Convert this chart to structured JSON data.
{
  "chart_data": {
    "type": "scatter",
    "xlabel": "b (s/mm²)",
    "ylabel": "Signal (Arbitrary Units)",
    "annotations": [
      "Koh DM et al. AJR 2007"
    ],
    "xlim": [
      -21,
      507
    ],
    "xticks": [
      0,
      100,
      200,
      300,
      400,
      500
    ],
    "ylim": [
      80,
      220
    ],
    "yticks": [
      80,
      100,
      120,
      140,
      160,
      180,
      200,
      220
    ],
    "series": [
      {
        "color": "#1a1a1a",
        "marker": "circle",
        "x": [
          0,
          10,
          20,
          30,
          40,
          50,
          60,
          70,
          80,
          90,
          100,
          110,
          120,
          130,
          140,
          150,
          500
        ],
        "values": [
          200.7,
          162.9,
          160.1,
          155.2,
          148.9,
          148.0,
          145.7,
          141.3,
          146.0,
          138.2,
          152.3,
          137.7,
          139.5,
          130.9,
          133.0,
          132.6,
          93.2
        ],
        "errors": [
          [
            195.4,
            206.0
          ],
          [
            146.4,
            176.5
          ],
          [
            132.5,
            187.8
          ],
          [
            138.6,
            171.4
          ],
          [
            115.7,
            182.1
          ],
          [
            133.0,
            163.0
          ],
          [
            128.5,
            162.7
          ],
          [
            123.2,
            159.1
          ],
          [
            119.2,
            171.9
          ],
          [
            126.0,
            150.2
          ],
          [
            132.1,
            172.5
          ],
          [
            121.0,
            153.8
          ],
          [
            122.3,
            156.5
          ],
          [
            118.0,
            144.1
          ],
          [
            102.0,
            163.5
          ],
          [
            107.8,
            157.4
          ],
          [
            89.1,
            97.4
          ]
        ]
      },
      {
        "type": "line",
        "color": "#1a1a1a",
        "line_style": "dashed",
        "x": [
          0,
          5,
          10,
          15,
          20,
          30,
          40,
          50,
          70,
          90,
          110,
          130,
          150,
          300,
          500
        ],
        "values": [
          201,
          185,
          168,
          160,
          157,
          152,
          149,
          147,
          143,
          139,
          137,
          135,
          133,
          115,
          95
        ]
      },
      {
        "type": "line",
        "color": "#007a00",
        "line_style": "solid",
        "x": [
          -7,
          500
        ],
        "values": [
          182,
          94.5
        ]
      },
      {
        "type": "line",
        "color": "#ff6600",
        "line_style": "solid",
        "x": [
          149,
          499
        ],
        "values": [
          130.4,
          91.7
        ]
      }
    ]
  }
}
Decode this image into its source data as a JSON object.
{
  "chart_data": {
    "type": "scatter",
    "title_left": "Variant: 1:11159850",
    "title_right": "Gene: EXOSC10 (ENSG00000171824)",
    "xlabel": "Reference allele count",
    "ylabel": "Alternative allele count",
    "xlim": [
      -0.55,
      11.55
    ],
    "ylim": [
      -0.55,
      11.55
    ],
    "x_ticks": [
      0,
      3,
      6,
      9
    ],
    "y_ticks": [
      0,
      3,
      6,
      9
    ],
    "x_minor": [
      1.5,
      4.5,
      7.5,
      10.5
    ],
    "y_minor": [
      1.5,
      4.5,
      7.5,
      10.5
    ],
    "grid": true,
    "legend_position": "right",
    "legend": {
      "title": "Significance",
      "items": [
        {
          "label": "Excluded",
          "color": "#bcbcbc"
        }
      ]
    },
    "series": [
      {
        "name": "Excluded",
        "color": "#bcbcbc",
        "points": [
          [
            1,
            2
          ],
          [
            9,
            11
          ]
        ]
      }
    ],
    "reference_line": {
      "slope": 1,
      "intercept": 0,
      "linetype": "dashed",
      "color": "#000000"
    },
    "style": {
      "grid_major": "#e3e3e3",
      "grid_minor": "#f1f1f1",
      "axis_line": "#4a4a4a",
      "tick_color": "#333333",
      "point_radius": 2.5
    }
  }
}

——————————

EXERCISE GOAL | Write all of the records out again exactly.

TASK ANSWER |
Convert this chart to structured JSON data.
{
  "chart_data": {
    "type": "scatter",
    "xlabel": "b (s/mm²)",
    "ylabel": "Signal (Arbitrary Units)",
    "annotations": [
      "Koh DM et al. AJR 2007"
    ],
    "xlim": [
      -21,
      507
    ],
    "xticks": [
      0,
      100,
      200,
      300,
      400,
      500
    ],
    "ylim": [
      80,
      220
    ],
    "yticks": [
      80,
      100,
      120,
      140,
      160,
      180,
      200,
      220
    ],
    "series": [
      {
        "color": "#1a1a1a",
        "marker": "circle",
        "x": [
          0,
          10,
          20,
          30,
          40,
          50,
          60,
          70,
          80,
          90,
          100,
          110,
          120,
          130,
          140,
          150,
          500
        ],
        "values": [
          200.7,
          162.9,
          160.1,
          155.2,
          148.9,
          148.0,
          145.7,
          141.3,
          146.0,
          138.2,
          152.3,
          137.7,
          139.5,
          130.9,
          133.0,
          132.6,
          93.2
        ],
        "errors": [
          [
            195.4,
            206.0
          ],
          [
            146.4,
            176.5
          ],
          [
            132.5,
            187.8
          ],
          [
            138.6,
            171.4
          ],
          [
            115.7,
            182.1
          ],
          [
            133.0,
            163.0
          ],
          [
            128.5,
            162.7
          ],
          [
            123.2,
            159.1
          ],
          [
            119.2,
            171.9
          ],
          [
            126.0,
            150.2
          ],
          [
            132.1,
            172.5
          ],
          [
            121.0,
            153.8
          ],
          [
            122.3,
            156.5
          ],
          [
            118.0,
            144.1
          ],
          [
            102.0,
            163.5
          ],
          [
            107.8,
            157.4
          ],
          [
            89.1,
            97.4
          ]
        ]
      },
      {
        "type": "line",
        "color": "#1a1a1a",
        "line_style": "dashed",
        "x": [
          0,
          5,
          10,
          15,
          20,
          30,
          40,
          50,
          70,
          90,
          110,
          130,
          150,
          300,
          500
        ],
        "values": [
          201,
          185,
          168,
          160,
          157,
          152,
          149,
          147,
          143,
          139,
          137,
          135,
          133,
          115,
          95
        ]
      },
      {
        "type": "line",
        "color": "#007a00",
        "line_style": "solid",
        "x": [
          -7,
          500
        ],
        "values": [
          182,
          94.5
        ]
      },
      {
        "type": "line",
        "color": "#ff6600",
        "line_style": "solid",
        "x": [
          149,
          499
        ],
        "values": [
          130.4,
          91.7
        ]
      }
    ]
  }
}
Decode this image into its source data as a JSON object.
{
  "chart_data": {
    "type": "scatter",
    "title_left": "Variant: 1:11159850",
    "title_right": "Gene: EXOSC10 (ENSG00000171824)",
    "xlabel": "Reference allele count",
    "ylabel": "Alternative allele count",
    "xlim": [
      -0.55,
      11.55
    ],
    "ylim": [
      -0.55,
      11.55
    ],
    "x_ticks": [
      0,
      3,
      6,
      9
    ],
    "y_ticks": [
      0,
      3,
      6,
      9
    ],
    "x_minor": [
      1.5,
      4.5,
      7.5,
      10.5
    ],
    "y_minor": [
      1.5,
      4.5,
      7.5,
      10.5
    ],
    "grid": true,
    "legend_position": "right",
    "legend": {
      "title": "Significance",
      "items": [
        {
          "label": "Excluded",
          "color": "#bcbcbc"
        }
      ]
    },
    "series": [
      {
        "name": "Excluded",
        "color": "#bcbcbc",
        "points": [
          [
            1,
            2
          ],
          [
            9,
            11
          ]
        ]
      }
    ],
    "reference_line": {
      "slope": 1,
      "intercept": 0,
      "linetype": "dashed",
      "color": "#000000"
    },
    "style": {
      "grid_major": "#e3e3e3",
      "grid_minor": "#f1f1f1",
      "axis_line": "#4a4a4a",
      "tick_color": "#333333",
      "point_radius": 2.5
    }
  }
}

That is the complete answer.